◆ Problem requirements ◆
Copy the entries below exactly. Images do not belong in the copy.

- - - - - - -

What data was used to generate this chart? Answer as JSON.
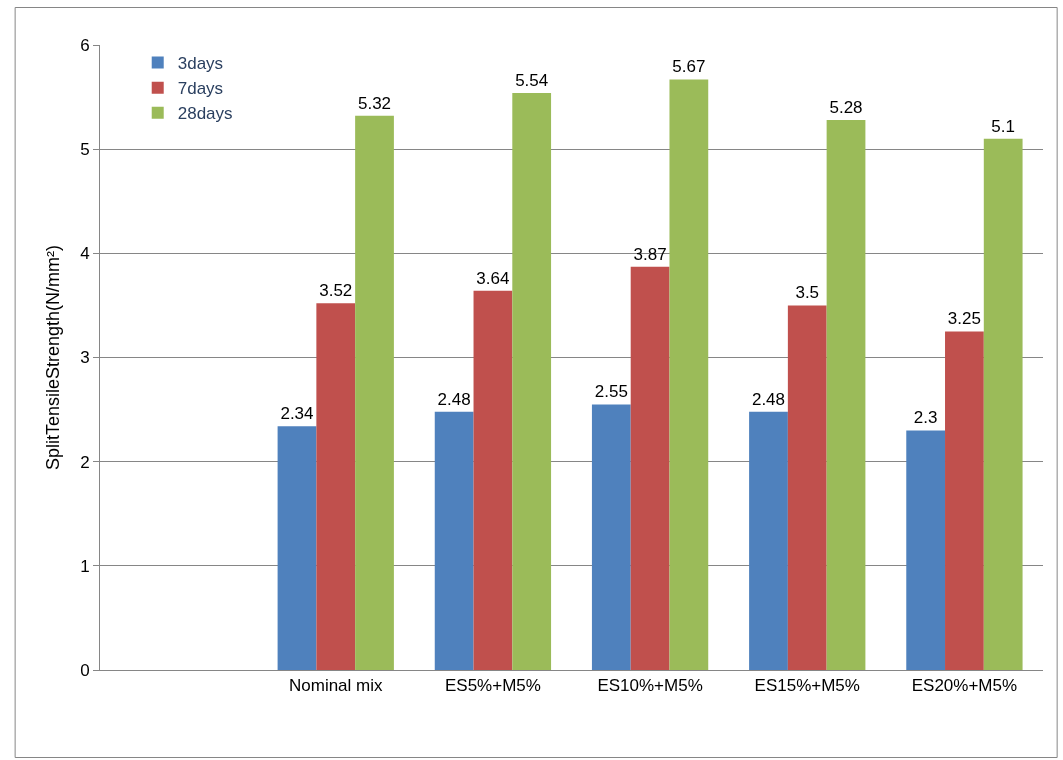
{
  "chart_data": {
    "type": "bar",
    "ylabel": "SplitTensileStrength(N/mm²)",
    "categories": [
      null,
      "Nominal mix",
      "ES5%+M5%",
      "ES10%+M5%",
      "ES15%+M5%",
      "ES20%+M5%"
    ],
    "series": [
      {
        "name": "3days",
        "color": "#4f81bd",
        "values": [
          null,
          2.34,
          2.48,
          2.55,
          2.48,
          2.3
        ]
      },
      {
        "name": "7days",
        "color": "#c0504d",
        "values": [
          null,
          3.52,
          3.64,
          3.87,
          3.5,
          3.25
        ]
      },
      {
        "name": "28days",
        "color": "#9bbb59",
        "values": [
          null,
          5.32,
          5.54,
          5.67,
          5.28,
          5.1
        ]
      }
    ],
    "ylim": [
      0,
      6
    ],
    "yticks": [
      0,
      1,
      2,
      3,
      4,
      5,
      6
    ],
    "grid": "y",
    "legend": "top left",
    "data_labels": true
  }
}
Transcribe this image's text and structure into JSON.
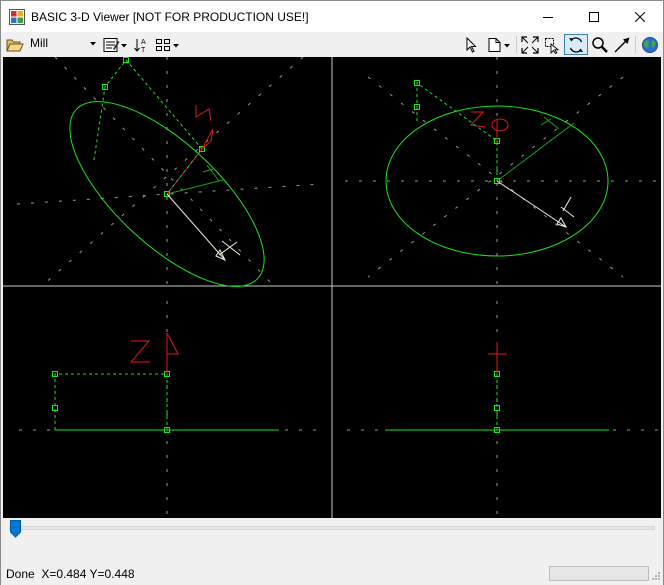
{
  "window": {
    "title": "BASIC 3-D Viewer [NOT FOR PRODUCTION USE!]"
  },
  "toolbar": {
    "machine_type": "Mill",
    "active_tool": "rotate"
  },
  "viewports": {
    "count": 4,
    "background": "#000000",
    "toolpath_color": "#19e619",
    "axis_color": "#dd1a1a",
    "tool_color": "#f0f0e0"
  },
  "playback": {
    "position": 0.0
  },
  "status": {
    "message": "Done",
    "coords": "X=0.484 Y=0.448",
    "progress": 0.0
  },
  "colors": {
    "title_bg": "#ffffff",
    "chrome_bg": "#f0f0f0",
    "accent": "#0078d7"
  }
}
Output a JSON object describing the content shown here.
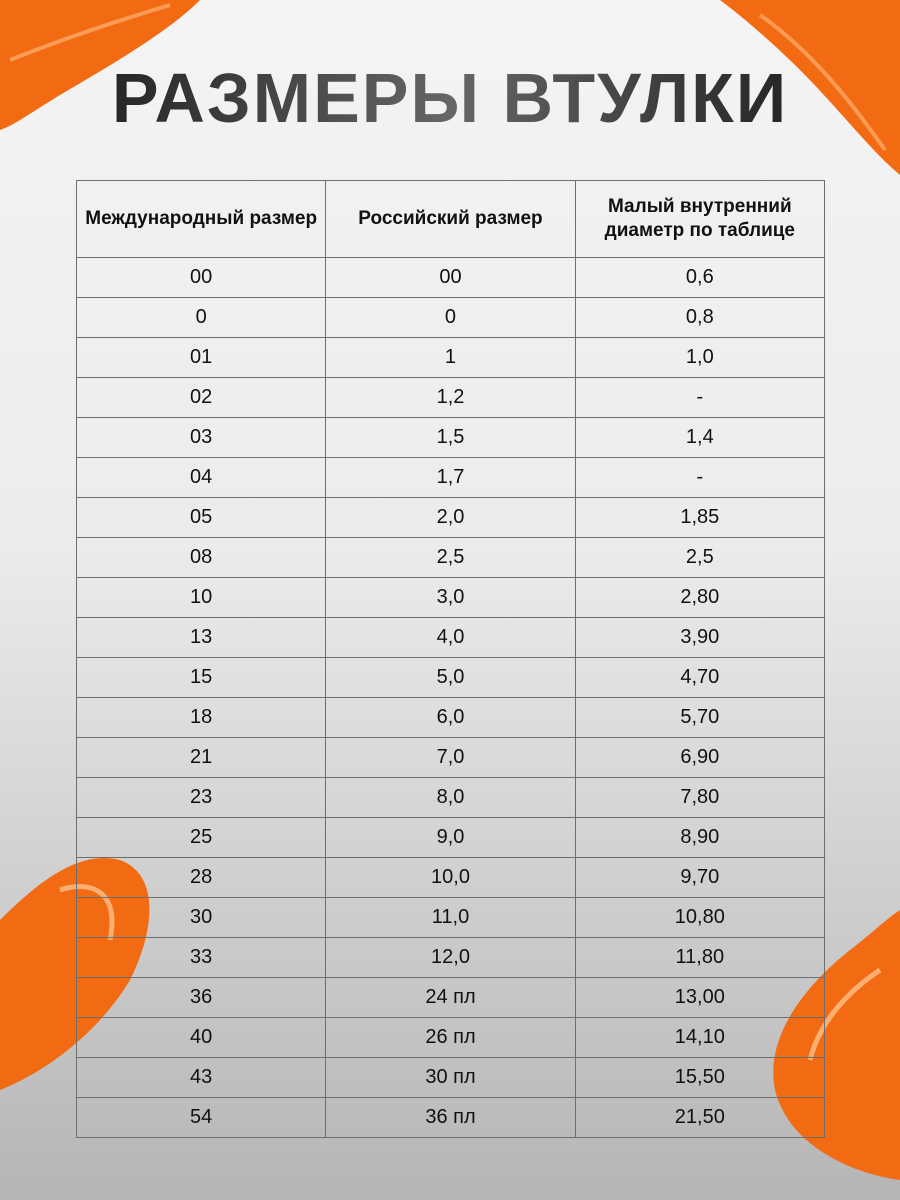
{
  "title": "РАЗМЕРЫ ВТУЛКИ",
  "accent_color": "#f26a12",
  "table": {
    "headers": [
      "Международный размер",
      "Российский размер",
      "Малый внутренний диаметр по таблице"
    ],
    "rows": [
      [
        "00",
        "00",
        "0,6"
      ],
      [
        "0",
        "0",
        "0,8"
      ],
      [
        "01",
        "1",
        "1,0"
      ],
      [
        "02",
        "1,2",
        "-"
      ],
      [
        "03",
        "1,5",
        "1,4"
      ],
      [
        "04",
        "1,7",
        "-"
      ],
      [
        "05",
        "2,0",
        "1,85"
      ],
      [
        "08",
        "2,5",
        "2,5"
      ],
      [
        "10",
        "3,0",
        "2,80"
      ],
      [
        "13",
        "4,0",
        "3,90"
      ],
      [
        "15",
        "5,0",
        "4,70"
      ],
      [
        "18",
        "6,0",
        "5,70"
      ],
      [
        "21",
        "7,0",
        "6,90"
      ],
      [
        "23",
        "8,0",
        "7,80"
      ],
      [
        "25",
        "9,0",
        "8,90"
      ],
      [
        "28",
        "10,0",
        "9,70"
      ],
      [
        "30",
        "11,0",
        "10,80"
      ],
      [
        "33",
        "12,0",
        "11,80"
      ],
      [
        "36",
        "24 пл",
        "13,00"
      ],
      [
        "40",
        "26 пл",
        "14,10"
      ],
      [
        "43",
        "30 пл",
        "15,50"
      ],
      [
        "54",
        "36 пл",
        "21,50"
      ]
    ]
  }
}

- - - - - - -

◆ Problem solution ◆
What data was used to generate this chart? Answer as JSON.
{
  "chart_data": {
    "type": "bar",
    "ylabel": "SplitTensileStrength(N/mm²)",
    "categories": [
      null,
      "Nominal mix",
      "ES5%+M5%",
      "ES10%+M5%",
      "ES15%+M5%",
      "ES20%+M5%"
    ],
    "series": [
      {
        "name": "3days",
        "color": "#4f81bd",
        "values": [
          null,
          2.34,
          2.48,
          2.55,
          2.48,
          2.3
        ]
      },
      {
        "name": "7days",
        "color": "#c0504d",
        "values": [
          null,
          3.52,
          3.64,
          3.87,
          3.5,
          3.25
        ]
      },
      {
        "name": "28days",
        "color": "#9bbb59",
        "values": [
          null,
          5.32,
          5.54,
          5.67,
          5.28,
          5.1
        ]
      }
    ],
    "ylim": [
      0,
      6
    ],
    "yticks": [
      0,
      1,
      2,
      3,
      4,
      5,
      6
    ],
    "grid": "y",
    "legend": "top left",
    "data_labels": true
  }
}
Transcribe this image's text and structure into JSON.
{
  "window": {
    "title": "BASIC 3-D Viewer [NOT FOR PRODUCTION USE!]"
  },
  "toolbar": {
    "machine_type": "Mill",
    "active_tool": "rotate"
  },
  "viewports": {
    "count": 4,
    "background": "#000000",
    "toolpath_color": "#19e619",
    "axis_color": "#dd1a1a",
    "tool_color": "#f0f0e0"
  },
  "playback": {
    "position": 0.0
  },
  "status": {
    "message": "Done",
    "coords": "X=0.484 Y=0.448",
    "progress": 0.0
  },
  "colors": {
    "title_bg": "#ffffff",
    "chrome_bg": "#f0f0f0",
    "accent": "#0078d7"
  }
}
Output a JSON object describing the content shown here.
{
  "title": "РАЗМЕРЫ ВТУЛКИ",
  "accent_color": "#f26a12",
  "table": {
    "headers": [
      "Международный размер",
      "Российский размер",
      "Малый внутренний диаметр по таблице"
    ],
    "rows": [
      [
        "00",
        "00",
        "0,6"
      ],
      [
        "0",
        "0",
        "0,8"
      ],
      [
        "01",
        "1",
        "1,0"
      ],
      [
        "02",
        "1,2",
        "-"
      ],
      [
        "03",
        "1,5",
        "1,4"
      ],
      [
        "04",
        "1,7",
        "-"
      ],
      [
        "05",
        "2,0",
        "1,85"
      ],
      [
        "08",
        "2,5",
        "2,5"
      ],
      [
        "10",
        "3,0",
        "2,80"
      ],
      [
        "13",
        "4,0",
        "3,90"
      ],
      [
        "15",
        "5,0",
        "4,70"
      ],
      [
        "18",
        "6,0",
        "5,70"
      ],
      [
        "21",
        "7,0",
        "6,90"
      ],
      [
        "23",
        "8,0",
        "7,80"
      ],
      [
        "25",
        "9,0",
        "8,90"
      ],
      [
        "28",
        "10,0",
        "9,70"
      ],
      [
        "30",
        "11,0",
        "10,80"
      ],
      [
        "33",
        "12,0",
        "11,80"
      ],
      [
        "36",
        "24 пл",
        "13,00"
      ],
      [
        "40",
        "26 пл",
        "14,10"
      ],
      [
        "43",
        "30 пл",
        "15,50"
      ],
      [
        "54",
        "36 пл",
        "21,50"
      ]
    ]
  }
}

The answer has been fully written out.